Prompt
The entries below should be transcribed in their entirety, exactly as written.

Record extracts
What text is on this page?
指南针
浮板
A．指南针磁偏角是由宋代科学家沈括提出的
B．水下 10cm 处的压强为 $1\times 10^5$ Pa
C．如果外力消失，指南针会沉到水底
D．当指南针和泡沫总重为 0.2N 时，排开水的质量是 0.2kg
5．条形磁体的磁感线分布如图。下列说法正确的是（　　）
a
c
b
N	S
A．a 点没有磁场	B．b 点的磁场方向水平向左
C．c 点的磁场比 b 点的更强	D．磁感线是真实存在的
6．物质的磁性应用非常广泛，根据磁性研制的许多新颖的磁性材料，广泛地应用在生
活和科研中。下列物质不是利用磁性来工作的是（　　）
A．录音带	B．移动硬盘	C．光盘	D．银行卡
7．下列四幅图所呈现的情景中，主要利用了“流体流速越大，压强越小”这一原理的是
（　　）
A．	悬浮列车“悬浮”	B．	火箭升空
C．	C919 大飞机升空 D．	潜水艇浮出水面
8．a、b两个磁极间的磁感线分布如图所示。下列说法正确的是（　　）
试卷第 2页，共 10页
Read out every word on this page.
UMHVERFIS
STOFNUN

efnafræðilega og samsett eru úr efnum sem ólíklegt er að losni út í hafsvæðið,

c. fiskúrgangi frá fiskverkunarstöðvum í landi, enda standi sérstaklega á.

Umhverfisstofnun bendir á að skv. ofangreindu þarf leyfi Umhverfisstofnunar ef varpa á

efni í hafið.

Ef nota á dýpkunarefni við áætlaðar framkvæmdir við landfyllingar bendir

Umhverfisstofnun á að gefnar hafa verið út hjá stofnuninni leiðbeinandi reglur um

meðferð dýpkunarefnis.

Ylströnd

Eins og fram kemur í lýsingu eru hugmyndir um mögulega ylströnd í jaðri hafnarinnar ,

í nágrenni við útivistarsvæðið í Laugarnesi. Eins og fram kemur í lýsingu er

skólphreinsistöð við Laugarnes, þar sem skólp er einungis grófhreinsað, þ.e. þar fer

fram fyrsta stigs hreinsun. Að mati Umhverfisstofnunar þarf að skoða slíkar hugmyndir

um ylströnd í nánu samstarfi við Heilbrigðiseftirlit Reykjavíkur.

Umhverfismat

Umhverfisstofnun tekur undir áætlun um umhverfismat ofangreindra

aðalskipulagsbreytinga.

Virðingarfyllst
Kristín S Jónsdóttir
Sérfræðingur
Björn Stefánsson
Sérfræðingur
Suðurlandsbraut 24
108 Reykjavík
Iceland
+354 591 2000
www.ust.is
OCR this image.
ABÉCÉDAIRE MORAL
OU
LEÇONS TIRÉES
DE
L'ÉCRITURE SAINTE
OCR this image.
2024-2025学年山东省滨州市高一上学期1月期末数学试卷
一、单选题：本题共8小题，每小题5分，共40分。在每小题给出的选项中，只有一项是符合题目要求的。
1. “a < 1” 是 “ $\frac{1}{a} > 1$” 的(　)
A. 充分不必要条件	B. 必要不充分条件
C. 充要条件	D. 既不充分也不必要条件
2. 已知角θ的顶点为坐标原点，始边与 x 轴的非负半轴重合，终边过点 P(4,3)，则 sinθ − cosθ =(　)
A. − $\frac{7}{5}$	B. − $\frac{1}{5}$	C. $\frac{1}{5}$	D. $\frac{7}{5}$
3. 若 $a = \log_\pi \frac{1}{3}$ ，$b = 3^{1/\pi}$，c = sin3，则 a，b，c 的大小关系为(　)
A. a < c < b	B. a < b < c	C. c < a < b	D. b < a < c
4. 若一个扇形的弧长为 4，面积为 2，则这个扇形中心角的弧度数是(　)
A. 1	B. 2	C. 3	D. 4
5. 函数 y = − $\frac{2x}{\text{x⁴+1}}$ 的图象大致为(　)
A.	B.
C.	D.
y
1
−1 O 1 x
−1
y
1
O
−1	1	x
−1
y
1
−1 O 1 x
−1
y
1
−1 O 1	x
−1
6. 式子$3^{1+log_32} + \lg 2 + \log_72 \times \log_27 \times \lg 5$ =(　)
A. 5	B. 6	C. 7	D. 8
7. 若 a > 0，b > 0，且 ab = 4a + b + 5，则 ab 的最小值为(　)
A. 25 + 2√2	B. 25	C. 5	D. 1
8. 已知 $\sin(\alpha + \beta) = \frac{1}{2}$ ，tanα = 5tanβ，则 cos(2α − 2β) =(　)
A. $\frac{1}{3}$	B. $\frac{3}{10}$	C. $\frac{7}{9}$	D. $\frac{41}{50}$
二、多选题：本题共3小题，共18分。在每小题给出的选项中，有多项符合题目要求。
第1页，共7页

Written solution
What text is on this page?
指南针
浮板
A．指南针磁偏角是由宋代科学家沈括提出的
B．水下 10cm 处的压强为 $1\times 10^5$ Pa
C．如果外力消失，指南针会沉到水底
D．当指南针和泡沫总重为 0.2N 时，排开水的质量是 0.2kg
5．条形磁体的磁感线分布如图。下列说法正确的是（　　）
a
c
b
N	S
A．a 点没有磁场	B．b 点的磁场方向水平向左
C．c 点的磁场比 b 点的更强	D．磁感线是真实存在的
6．物质的磁性应用非常广泛，根据磁性研制的许多新颖的磁性材料，广泛地应用在生
活和科研中。下列物质不是利用磁性来工作的是（　　）
A．录音带	B．移动硬盘	C．光盘	D．银行卡
7．下列四幅图所呈现的情景中，主要利用了“流体流速越大，压强越小”这一原理的是
（　　）
A．	悬浮列车“悬浮”	B．	火箭升空
C．	C919 大飞机升空 D．	潜水艇浮出水面
8．a、b两个磁极间的磁感线分布如图所示。下列说法正确的是（　　）
试卷第 2页，共 10页
Read out every word on this page.
UMHVERFIS
STOFNUN

efnafræðilega og samsett eru úr efnum sem ólíklegt er að losni út í hafsvæðið,

c. fiskúrgangi frá fiskverkunarstöðvum í landi, enda standi sérstaklega á.

Umhverfisstofnun bendir á að skv. ofangreindu þarf leyfi Umhverfisstofnunar ef varpa á

efni í hafið.

Ef nota á dýpkunarefni við áætlaðar framkvæmdir við landfyllingar bendir

Umhverfisstofnun á að gefnar hafa verið út hjá stofnuninni leiðbeinandi reglur um

meðferð dýpkunarefnis.

Ylströnd

Eins og fram kemur í lýsingu eru hugmyndir um mögulega ylströnd í jaðri hafnarinnar ,

í nágrenni við útivistarsvæðið í Laugarnesi. Eins og fram kemur í lýsingu er

skólphreinsistöð við Laugarnes, þar sem skólp er einungis grófhreinsað, þ.e. þar fer

fram fyrsta stigs hreinsun. Að mati Umhverfisstofnunar þarf að skoða slíkar hugmyndir

um ylströnd í nánu samstarfi við Heilbrigðiseftirlit Reykjavíkur.

Umhverfismat

Umhverfisstofnun tekur undir áætlun um umhverfismat ofangreindra

aðalskipulagsbreytinga.

Virðingarfyllst
Kristín S Jónsdóttir
Sérfræðingur
Björn Stefánsson
Sérfræðingur
Suðurlandsbraut 24
108 Reykjavík
Iceland
+354 591 2000
www.ust.is
OCR this image.
ABÉCÉDAIRE MORAL
OU
LEÇONS TIRÉES
DE
L'ÉCRITURE SAINTE
OCR this image.
2024-2025学年山东省滨州市高一上学期1月期末数学试卷
一、单选题：本题共8小题，每小题5分，共40分。在每小题给出的选项中，只有一项是符合题目要求的。
1. “a < 1” 是 “ $\frac{1}{a} > 1$” 的(　)
A. 充分不必要条件	B. 必要不充分条件
C. 充要条件	D. 既不充分也不必要条件
2. 已知角θ的顶点为坐标原点，始边与 x 轴的非负半轴重合，终边过点 P(4,3)，则 sinθ − cosθ =(　)
A. − $\frac{7}{5}$	B. − $\frac{1}{5}$	C. $\frac{1}{5}$	D. $\frac{7}{5}$
3. 若 $a = \log_\pi \frac{1}{3}$ ，$b = 3^{1/\pi}$，c = sin3，则 a，b，c 的大小关系为(　)
A. a < c < b	B. a < b < c	C. c < a < b	D. b < a < c
4. 若一个扇形的弧长为 4，面积为 2，则这个扇形中心角的弧度数是(　)
A. 1	B. 2	C. 3	D. 4
5. 函数 y = − $\frac{2x}{\text{x⁴+1}}$ 的图象大致为(　)
A.	B.
C.	D.
y
1
−1 O 1 x
−1
y
1
O
−1	1	x
−1
y
1
−1 O 1 x
−1
y
1
−1 O 1	x
−1
6. 式子$3^{1+log_32} + \lg 2 + \log_72 \times \log_27 \times \lg 5$ =(　)
A. 5	B. 6	C. 7	D. 8
7. 若 a > 0，b > 0，且 ab = 4a + b + 5，则 ab 的最小值为(　)
A. 25 + 2√2	B. 25	C. 5	D. 1
8. 已知 $\sin(\alpha + \beta) = \frac{1}{2}$ ，tanα = 5tanβ，则 cos(2α − 2β) =(　)
A. $\frac{1}{3}$	B. $\frac{3}{10}$	C. $\frac{7}{9}$	D. $\frac{41}{50}$
二、多选题：本题共3小题，共18分。在每小题给出的选项中，有多项符合题目要求。
第1页，共7页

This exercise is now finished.